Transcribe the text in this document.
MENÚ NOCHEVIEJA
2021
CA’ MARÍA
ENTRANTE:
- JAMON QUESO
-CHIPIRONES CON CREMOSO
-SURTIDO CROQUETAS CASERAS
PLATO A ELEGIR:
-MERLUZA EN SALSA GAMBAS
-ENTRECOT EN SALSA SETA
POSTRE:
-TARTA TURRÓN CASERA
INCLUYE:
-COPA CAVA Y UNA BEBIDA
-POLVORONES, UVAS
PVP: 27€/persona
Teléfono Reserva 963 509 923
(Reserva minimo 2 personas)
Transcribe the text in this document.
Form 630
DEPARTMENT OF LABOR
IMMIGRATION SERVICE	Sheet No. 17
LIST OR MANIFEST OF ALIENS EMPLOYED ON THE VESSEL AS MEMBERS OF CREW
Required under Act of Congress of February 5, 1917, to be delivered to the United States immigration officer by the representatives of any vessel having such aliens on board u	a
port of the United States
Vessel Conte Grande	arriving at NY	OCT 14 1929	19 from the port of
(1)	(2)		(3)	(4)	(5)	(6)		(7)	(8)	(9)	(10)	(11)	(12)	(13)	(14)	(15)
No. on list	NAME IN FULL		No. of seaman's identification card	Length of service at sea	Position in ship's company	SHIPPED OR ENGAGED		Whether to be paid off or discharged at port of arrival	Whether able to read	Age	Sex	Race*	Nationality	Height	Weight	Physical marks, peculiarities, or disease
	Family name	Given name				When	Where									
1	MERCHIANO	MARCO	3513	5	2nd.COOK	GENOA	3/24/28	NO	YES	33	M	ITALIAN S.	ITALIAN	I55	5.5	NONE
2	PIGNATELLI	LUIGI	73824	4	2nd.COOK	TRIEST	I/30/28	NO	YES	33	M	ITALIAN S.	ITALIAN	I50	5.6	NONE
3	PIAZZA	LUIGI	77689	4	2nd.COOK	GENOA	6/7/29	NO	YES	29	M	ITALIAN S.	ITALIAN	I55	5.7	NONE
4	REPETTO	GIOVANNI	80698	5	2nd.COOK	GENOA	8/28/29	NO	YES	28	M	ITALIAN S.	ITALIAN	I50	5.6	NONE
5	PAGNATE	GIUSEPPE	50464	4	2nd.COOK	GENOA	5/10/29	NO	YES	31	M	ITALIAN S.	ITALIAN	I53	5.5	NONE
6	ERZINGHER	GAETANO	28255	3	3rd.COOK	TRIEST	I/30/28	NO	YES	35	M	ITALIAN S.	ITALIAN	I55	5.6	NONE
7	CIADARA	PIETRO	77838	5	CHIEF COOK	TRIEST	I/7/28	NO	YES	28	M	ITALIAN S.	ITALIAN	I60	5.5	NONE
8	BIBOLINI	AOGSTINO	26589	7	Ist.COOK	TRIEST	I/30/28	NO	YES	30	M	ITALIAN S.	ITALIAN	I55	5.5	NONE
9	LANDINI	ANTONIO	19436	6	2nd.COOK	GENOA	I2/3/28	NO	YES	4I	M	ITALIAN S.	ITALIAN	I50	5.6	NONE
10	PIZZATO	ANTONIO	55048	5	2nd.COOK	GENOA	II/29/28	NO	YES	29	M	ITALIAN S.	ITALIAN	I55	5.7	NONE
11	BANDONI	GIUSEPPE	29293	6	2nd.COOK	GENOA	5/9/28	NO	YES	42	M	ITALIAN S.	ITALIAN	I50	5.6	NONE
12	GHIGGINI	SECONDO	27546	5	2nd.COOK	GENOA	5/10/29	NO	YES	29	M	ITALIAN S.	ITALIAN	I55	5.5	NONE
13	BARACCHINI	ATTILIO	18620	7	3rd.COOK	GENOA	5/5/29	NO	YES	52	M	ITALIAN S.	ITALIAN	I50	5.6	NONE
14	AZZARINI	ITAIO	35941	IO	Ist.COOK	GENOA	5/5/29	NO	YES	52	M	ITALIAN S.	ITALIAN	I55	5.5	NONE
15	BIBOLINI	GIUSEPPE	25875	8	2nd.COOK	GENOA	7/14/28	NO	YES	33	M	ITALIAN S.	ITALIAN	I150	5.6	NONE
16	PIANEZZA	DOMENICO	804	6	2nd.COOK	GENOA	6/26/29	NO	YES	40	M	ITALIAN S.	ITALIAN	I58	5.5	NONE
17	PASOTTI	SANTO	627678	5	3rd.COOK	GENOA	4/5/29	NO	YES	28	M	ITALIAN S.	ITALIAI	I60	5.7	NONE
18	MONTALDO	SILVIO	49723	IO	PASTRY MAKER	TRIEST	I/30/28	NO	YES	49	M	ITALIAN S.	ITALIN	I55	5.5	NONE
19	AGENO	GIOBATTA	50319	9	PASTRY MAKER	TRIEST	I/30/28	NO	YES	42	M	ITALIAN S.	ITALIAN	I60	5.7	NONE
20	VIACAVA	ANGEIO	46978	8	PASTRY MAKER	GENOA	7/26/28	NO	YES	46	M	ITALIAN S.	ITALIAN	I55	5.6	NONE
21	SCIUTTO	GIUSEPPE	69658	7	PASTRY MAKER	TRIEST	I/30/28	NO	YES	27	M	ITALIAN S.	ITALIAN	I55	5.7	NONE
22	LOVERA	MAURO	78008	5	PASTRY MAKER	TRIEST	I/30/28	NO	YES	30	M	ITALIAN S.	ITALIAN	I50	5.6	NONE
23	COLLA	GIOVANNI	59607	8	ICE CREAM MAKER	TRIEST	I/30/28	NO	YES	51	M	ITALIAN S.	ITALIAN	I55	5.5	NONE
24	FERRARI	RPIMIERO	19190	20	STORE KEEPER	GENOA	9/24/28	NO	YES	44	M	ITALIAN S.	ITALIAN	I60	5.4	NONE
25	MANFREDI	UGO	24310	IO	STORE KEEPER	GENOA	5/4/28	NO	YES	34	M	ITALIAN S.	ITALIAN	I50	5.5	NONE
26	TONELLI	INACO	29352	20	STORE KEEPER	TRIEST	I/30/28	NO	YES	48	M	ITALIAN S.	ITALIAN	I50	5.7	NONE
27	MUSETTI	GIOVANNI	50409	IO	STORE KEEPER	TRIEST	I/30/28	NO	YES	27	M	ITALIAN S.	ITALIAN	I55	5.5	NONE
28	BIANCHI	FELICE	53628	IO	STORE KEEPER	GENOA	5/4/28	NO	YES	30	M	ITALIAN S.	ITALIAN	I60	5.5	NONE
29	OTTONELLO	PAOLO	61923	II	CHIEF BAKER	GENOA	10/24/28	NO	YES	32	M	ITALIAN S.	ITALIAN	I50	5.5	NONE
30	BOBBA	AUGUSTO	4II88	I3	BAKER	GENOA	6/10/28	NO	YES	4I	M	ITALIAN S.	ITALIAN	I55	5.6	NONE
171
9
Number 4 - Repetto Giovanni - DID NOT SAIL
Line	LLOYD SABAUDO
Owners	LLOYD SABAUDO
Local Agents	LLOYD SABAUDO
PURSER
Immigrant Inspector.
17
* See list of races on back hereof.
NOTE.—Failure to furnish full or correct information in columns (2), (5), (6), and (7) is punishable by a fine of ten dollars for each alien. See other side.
**********
● **The task**
From the listing above, pick out each line where the word "BAKER" appears.

● **Finished answer**
29	OTTONELLO	PAOLO	61923	II	CHIEF BAKER	GENOA	10/24/28	NO	YES	32	M	ITALIAN S.	ITALIAN	I50	5.5	NONE
30	BOBBA	AUGUSTO	4II88	I3	BAKER	GENOA	6/10/28	NO	YES	4I	M	ITALIAN S.	ITALIAN	I55	5.6	NONE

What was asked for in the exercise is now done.